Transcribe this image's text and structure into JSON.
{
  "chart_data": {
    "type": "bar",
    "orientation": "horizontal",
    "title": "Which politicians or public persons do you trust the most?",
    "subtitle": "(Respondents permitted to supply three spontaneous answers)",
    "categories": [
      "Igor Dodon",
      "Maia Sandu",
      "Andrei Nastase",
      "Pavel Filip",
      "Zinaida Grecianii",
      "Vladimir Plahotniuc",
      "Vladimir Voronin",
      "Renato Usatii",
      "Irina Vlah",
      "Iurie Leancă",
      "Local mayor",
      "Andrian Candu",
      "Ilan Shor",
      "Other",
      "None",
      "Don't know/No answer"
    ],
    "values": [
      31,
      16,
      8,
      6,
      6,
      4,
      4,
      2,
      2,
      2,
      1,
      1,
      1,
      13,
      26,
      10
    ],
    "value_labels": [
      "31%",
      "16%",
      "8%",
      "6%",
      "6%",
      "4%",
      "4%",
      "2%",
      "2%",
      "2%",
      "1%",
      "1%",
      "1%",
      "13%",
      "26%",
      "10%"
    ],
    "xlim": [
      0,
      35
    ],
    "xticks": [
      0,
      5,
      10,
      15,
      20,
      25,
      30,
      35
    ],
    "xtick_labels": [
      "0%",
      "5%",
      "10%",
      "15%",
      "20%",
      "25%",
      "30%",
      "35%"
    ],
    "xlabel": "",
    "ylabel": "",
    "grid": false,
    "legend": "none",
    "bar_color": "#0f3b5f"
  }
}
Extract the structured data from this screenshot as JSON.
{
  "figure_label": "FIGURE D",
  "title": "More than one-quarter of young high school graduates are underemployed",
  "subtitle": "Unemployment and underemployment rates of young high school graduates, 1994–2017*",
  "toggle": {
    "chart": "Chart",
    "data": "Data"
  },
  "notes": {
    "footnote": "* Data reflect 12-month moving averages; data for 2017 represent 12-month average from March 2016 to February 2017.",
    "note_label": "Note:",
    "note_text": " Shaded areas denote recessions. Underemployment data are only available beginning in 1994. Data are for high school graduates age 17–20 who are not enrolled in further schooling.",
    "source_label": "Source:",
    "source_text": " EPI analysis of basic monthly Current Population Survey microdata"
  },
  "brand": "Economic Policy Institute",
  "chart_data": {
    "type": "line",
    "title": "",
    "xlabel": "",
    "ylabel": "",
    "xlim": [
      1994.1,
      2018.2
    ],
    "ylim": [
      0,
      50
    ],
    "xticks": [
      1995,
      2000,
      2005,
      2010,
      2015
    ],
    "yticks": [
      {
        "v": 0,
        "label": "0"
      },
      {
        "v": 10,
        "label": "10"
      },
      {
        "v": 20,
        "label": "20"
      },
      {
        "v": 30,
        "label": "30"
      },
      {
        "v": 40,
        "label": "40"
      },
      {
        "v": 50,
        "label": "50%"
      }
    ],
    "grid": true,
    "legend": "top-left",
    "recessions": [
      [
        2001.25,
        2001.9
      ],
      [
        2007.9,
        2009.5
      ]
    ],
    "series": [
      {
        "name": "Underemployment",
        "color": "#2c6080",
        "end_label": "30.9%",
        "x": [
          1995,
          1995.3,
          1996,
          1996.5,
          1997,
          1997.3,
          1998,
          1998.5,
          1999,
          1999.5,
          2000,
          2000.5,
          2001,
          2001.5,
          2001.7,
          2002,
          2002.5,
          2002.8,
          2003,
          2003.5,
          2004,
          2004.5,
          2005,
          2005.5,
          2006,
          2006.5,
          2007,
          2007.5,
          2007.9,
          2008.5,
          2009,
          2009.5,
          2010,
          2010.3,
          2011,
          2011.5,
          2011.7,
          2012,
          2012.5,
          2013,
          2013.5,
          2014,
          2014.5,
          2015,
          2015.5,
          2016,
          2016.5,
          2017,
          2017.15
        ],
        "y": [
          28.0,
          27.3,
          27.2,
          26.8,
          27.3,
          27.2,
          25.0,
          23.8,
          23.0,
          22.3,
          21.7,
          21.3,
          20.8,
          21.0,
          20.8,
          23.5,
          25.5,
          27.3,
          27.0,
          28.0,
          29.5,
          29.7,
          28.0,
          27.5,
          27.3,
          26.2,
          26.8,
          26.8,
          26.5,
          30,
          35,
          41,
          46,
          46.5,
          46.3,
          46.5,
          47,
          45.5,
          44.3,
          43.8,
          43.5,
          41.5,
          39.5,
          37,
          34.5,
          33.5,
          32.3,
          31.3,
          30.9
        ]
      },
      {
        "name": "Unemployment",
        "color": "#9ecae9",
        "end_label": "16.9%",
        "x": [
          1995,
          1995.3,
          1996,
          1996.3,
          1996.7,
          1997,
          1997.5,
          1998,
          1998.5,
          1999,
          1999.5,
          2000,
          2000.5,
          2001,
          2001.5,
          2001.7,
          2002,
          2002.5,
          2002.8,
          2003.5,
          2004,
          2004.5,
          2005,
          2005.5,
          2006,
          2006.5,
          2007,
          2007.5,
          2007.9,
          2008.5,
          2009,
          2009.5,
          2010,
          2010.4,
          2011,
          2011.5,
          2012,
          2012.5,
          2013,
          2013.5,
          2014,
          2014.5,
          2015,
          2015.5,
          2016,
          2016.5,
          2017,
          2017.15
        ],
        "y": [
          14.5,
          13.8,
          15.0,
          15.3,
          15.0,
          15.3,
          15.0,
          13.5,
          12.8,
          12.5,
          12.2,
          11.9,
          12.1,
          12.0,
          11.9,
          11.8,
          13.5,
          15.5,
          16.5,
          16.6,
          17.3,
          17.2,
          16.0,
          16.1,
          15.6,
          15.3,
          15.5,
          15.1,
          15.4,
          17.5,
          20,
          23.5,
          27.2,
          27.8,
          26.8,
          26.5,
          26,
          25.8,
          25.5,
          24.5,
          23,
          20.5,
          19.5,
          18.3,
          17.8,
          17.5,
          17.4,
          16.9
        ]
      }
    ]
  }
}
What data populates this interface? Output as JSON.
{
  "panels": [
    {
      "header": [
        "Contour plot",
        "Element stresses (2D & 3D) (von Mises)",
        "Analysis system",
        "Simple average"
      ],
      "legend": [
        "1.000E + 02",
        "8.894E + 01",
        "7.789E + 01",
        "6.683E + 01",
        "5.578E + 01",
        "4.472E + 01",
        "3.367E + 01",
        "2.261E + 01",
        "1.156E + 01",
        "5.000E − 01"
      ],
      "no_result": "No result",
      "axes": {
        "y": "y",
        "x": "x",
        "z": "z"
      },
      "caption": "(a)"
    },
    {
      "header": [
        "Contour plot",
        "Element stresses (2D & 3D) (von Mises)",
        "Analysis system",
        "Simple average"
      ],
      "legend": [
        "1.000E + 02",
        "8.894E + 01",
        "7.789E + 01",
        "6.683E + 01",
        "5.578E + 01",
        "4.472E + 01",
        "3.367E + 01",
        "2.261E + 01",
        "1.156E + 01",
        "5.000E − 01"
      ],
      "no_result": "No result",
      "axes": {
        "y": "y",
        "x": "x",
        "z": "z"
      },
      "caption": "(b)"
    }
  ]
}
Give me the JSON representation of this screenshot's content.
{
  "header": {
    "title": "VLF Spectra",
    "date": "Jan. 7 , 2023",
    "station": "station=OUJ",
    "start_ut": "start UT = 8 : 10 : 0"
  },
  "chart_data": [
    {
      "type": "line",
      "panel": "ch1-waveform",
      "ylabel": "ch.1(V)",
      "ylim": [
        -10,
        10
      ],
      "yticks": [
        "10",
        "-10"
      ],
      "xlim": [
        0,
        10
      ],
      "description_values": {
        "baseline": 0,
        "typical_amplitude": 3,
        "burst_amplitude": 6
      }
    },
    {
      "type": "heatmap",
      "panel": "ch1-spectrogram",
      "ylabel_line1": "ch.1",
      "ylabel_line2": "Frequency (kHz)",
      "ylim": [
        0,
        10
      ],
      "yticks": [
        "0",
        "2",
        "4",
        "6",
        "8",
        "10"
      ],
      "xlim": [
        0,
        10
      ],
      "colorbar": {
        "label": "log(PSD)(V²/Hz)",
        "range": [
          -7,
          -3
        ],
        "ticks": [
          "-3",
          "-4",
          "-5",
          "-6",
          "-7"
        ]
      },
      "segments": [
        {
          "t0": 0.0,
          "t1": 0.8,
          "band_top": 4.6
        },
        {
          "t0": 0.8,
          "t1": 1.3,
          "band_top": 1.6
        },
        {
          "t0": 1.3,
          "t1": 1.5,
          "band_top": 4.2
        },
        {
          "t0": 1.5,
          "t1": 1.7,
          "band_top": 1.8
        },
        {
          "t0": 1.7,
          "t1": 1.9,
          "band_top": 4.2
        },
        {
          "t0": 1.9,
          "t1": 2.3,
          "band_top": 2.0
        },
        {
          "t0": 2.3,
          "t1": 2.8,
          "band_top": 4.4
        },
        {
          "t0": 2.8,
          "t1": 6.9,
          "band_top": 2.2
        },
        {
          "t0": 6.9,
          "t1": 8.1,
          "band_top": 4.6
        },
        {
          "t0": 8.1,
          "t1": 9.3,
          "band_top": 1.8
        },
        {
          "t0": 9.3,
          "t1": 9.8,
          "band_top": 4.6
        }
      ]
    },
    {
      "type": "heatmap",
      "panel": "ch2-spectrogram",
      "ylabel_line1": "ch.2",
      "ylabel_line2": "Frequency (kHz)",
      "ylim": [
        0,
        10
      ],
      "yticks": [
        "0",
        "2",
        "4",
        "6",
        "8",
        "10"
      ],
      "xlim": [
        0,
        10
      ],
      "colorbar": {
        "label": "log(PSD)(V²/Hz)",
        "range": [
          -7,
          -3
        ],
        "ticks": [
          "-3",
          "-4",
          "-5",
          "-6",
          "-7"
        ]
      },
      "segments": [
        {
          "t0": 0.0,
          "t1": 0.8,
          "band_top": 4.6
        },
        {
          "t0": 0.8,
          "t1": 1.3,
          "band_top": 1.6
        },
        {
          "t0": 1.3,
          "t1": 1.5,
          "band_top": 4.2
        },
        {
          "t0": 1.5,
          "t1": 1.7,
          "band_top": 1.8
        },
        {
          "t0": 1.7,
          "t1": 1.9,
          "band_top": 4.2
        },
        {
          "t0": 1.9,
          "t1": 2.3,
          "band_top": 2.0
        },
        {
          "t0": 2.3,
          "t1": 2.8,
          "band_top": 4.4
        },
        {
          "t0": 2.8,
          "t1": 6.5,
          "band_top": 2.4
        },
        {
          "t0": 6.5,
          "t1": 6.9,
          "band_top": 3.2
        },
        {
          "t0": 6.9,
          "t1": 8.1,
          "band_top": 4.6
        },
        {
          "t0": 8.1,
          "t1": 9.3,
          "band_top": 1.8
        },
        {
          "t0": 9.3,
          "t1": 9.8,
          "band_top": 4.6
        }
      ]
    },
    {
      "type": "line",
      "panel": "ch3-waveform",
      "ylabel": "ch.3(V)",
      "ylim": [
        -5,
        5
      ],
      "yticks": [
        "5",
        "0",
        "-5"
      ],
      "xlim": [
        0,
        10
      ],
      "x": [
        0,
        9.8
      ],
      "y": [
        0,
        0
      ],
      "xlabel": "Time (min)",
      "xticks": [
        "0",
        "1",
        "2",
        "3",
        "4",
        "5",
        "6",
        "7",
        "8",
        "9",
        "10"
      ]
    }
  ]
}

**WORK TO BE COMPLETED:** From the listing above, pick out every line containing "recessions".

**FULL OUTPUT:**
    "note_text": " Shaded areas denote recessions. Underemployment data are only available beginning in 1994. Data are for high school graduates age 17–20 who are not enrolled in further schooling.",
    "recessions": [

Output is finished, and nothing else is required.